> **TASK**:
Can you express the listing, starting at its first line and ending at the line that contains "filter-branches-input[interactable] <box>69 416", as a JSON list of strings with one string per line and blank lines omitted?

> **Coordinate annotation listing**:
========================================================================

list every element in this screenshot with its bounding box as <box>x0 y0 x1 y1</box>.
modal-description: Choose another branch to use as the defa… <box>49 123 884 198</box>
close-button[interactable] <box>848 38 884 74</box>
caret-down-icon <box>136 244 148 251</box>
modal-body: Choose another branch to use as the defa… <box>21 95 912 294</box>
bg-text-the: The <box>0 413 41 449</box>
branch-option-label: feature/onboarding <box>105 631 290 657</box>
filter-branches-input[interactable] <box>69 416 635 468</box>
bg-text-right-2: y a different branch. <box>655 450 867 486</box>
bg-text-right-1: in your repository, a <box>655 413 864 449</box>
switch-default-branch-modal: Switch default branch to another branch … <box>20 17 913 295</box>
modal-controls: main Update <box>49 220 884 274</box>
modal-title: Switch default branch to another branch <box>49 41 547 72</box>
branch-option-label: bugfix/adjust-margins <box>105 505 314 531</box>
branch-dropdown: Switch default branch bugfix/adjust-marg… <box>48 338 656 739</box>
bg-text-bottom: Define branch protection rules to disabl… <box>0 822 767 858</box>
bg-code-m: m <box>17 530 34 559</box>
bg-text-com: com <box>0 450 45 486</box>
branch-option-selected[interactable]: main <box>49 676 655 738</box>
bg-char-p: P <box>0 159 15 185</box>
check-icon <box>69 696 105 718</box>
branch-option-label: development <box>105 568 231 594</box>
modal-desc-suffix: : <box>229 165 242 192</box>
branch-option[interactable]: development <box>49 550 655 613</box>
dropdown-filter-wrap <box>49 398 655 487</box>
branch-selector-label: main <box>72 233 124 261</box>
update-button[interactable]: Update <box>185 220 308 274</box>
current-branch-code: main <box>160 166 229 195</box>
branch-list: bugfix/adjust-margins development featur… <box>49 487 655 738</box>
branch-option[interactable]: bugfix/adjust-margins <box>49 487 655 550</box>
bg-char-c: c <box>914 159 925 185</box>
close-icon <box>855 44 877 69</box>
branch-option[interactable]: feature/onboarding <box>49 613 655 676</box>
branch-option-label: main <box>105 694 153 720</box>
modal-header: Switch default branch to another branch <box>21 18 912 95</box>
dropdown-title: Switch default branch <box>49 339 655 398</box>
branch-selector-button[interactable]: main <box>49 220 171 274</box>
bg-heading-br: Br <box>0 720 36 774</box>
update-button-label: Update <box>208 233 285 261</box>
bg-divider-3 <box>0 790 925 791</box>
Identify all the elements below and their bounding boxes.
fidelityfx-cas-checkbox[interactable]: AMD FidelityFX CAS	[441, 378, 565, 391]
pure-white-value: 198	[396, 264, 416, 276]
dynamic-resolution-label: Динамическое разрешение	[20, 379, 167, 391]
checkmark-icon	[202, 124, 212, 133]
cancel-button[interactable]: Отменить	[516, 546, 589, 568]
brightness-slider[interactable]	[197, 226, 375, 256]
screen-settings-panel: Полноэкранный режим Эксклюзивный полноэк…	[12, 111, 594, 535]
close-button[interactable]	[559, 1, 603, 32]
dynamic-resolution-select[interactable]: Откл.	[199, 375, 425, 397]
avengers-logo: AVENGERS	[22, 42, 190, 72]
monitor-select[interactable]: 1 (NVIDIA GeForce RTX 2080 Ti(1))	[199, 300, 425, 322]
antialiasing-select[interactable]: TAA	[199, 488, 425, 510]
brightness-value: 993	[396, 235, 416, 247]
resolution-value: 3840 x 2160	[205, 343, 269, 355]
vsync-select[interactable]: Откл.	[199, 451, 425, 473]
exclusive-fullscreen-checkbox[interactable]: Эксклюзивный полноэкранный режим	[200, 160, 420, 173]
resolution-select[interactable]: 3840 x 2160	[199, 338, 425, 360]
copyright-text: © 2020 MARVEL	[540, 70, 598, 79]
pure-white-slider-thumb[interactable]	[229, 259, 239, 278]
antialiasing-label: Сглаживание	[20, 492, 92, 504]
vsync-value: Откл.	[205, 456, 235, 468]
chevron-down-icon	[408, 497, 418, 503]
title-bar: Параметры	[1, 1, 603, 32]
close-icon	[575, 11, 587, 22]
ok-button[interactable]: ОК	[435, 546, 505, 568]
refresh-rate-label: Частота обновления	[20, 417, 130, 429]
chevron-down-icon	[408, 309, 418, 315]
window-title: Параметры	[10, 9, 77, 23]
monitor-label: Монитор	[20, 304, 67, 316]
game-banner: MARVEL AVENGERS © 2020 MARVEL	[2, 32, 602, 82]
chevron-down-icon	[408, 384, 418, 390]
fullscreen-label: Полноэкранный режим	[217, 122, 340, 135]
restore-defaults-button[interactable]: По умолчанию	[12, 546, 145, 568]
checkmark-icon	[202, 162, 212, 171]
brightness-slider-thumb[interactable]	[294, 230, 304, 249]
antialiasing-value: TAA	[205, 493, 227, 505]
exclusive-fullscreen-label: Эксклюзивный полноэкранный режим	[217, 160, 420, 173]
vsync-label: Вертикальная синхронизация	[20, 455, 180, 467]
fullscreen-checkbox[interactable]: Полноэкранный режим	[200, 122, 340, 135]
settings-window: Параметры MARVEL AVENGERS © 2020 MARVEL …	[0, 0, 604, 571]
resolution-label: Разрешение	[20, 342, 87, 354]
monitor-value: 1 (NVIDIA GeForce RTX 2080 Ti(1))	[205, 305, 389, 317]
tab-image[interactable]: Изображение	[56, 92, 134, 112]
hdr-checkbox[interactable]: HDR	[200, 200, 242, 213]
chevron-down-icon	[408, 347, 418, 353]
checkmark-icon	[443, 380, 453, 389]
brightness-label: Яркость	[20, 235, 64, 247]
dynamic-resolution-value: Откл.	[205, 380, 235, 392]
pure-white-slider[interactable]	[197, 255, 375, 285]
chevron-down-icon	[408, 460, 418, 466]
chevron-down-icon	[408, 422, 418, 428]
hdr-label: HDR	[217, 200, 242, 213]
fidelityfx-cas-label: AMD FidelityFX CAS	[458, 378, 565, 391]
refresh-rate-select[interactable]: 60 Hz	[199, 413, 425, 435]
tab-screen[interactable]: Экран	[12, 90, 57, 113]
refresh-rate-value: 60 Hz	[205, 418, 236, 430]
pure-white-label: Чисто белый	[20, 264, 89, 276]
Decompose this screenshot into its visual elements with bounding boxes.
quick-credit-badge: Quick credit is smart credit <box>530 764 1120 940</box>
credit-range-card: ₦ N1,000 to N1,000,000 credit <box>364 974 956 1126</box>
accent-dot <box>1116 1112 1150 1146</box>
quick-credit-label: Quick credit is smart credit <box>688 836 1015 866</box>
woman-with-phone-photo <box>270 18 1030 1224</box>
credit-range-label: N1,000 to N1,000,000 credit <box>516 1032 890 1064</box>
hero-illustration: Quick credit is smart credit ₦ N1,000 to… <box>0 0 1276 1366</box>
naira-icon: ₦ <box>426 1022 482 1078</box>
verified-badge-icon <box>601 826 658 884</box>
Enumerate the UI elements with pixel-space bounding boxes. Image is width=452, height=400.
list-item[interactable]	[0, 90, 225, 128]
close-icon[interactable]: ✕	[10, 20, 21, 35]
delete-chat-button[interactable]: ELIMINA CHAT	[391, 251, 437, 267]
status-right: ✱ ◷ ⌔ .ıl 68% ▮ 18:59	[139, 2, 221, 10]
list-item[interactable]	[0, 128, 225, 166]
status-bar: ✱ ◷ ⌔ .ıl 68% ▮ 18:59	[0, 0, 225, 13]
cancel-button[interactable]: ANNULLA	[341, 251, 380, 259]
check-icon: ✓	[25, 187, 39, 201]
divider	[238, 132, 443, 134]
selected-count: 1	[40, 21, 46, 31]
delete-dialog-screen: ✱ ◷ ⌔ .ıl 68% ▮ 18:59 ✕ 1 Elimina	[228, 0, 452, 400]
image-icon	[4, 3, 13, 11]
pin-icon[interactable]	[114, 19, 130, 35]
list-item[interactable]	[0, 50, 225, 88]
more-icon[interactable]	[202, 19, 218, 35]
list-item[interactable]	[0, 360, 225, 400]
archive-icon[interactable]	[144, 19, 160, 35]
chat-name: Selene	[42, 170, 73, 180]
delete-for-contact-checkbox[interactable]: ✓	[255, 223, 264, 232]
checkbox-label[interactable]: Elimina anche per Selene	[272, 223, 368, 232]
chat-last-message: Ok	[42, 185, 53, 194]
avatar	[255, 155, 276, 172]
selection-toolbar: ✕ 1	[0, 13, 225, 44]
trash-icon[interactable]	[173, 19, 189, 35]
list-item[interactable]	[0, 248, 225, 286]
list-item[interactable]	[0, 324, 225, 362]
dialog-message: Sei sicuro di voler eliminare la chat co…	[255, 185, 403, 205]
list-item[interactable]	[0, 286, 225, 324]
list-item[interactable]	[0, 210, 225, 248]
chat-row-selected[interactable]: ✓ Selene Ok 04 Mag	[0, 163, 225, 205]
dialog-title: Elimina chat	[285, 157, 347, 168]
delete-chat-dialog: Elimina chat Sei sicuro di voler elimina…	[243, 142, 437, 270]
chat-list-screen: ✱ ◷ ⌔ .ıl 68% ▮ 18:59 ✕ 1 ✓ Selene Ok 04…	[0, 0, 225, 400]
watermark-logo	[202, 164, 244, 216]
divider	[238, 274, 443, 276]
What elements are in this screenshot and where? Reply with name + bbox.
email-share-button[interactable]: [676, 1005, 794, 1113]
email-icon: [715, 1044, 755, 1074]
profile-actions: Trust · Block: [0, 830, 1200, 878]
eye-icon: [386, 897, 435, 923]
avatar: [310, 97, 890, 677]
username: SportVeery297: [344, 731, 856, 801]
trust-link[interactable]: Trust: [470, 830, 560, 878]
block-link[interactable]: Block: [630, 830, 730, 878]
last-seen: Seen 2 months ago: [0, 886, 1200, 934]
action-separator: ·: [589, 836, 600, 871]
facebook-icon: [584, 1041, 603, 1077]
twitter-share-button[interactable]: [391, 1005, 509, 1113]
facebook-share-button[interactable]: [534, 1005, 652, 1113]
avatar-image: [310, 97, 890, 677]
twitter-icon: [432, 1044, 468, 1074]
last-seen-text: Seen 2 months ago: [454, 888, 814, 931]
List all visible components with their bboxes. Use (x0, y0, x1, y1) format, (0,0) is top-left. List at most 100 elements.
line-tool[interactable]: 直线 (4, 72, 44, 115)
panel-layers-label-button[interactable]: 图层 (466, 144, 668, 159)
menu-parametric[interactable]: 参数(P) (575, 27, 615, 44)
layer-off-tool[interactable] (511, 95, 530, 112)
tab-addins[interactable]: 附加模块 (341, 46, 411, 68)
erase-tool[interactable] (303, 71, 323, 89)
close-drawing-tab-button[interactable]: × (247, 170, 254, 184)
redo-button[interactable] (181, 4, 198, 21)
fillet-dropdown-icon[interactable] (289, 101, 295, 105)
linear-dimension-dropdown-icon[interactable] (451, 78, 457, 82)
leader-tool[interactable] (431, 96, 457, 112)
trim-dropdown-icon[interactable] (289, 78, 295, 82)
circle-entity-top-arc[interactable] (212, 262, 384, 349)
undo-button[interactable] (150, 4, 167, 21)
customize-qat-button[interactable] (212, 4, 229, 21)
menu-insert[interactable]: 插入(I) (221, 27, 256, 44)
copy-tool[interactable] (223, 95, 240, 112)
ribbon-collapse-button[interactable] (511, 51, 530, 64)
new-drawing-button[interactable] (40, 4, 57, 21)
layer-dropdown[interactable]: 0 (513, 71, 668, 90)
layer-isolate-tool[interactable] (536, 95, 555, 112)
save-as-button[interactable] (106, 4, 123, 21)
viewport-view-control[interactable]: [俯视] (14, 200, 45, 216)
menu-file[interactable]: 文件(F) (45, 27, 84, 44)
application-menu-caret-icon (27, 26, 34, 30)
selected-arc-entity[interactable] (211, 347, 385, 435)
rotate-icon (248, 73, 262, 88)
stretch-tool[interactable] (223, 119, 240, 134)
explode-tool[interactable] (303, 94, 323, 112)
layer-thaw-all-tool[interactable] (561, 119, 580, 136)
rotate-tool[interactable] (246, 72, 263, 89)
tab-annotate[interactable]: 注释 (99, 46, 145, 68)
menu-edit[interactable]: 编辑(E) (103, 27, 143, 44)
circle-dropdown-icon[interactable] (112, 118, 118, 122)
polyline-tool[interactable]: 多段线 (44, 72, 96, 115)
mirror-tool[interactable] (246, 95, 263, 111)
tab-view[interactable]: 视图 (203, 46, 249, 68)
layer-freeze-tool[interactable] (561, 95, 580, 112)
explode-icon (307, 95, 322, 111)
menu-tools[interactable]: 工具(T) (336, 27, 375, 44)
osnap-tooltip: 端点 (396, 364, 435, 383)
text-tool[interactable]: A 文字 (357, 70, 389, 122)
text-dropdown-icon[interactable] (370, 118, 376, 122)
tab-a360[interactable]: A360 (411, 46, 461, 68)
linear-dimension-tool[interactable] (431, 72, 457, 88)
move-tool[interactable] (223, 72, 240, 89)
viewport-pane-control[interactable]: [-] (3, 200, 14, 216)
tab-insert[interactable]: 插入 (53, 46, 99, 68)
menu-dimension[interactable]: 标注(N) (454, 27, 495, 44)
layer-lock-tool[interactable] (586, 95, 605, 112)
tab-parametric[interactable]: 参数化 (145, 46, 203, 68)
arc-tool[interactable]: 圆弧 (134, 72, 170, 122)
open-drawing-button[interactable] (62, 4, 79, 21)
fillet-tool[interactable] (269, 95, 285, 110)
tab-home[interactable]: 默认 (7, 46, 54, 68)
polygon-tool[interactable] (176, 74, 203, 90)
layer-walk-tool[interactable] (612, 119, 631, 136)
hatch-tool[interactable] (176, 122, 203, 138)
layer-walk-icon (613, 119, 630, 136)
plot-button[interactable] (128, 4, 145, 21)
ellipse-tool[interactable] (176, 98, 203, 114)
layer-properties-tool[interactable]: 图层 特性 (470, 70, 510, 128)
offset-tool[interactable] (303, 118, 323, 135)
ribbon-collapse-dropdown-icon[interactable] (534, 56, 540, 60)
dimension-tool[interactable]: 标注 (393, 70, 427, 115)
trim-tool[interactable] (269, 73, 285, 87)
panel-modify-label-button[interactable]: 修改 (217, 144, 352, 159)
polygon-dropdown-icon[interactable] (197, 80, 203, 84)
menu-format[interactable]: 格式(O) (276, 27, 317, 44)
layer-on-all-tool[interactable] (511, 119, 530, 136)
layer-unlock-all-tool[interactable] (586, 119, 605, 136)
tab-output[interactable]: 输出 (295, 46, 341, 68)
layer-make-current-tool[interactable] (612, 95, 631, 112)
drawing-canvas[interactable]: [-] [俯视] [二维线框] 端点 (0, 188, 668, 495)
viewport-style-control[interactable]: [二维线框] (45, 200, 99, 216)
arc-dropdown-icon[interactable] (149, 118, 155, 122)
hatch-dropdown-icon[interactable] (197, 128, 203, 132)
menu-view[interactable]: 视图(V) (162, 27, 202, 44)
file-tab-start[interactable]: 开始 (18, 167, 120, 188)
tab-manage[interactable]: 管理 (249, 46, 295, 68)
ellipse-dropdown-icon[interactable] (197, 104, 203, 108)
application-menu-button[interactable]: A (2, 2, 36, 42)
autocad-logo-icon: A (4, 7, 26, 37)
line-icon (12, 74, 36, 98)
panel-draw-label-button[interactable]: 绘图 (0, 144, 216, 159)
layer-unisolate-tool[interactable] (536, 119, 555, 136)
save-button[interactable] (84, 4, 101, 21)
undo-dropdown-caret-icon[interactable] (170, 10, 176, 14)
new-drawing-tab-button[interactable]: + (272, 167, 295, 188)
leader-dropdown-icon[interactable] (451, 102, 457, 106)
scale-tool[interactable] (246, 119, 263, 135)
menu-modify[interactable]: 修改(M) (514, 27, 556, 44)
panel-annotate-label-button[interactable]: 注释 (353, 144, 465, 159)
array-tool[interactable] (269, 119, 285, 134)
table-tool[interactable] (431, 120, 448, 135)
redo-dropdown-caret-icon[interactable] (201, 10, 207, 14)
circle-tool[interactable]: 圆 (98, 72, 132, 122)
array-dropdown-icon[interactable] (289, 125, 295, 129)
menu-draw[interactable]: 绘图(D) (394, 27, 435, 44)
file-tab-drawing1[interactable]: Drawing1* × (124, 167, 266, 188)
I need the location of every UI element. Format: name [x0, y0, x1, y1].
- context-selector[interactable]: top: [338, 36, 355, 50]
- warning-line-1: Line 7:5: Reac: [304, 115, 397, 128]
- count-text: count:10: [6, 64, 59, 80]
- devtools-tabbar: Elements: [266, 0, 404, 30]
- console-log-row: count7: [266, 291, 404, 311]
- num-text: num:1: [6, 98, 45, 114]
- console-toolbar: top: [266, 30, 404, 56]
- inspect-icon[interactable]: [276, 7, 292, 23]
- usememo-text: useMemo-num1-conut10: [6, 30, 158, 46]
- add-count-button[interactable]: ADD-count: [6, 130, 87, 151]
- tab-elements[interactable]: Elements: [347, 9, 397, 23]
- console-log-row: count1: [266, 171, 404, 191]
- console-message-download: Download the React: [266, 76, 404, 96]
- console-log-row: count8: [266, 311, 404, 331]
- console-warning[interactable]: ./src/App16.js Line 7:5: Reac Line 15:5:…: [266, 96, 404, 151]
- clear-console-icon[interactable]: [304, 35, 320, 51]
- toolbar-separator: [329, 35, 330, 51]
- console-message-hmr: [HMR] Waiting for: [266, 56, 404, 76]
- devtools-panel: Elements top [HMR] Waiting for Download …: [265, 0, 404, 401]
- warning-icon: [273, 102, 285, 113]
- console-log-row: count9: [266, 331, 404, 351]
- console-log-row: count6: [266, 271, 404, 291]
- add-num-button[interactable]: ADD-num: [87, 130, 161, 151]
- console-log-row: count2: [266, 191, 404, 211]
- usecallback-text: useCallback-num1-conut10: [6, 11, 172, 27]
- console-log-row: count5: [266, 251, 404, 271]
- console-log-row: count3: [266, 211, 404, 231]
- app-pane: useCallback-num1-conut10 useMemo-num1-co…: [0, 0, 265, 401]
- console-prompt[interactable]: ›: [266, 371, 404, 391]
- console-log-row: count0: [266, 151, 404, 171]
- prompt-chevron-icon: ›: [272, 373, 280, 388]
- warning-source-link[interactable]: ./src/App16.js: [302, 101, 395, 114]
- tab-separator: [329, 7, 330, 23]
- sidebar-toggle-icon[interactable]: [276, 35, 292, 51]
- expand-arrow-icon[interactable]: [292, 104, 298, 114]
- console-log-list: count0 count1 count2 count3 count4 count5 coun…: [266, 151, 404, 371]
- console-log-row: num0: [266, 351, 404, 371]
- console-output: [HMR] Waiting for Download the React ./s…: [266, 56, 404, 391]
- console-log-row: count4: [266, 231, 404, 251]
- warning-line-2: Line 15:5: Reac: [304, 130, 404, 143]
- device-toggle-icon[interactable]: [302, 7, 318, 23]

========================================================================

> **OUTPUT OF THE EXERCISE**:
[
  "list every element in this screenshot with its bounding box as <box>x0 y0 x1 y1</box>.",
  "modal-description: Choose another branch to use as the defa… <box>49 123 884 198</box>",
  "close-button[interactable] <box>848 38 884 74</box>",
  "caret-down-icon <box>136 244 148 251</box>",
  "modal-body: Choose another branch to use as the defa… <box>21 95 912 294</box>",
  "bg-text-the: The <box>0 413 41 449</box>",
  "branch-option-label: feature/onboarding <box>105 631 290 657</box>",
  "filter-branches-input[interactable] <box>69 416 635 468</box>"
]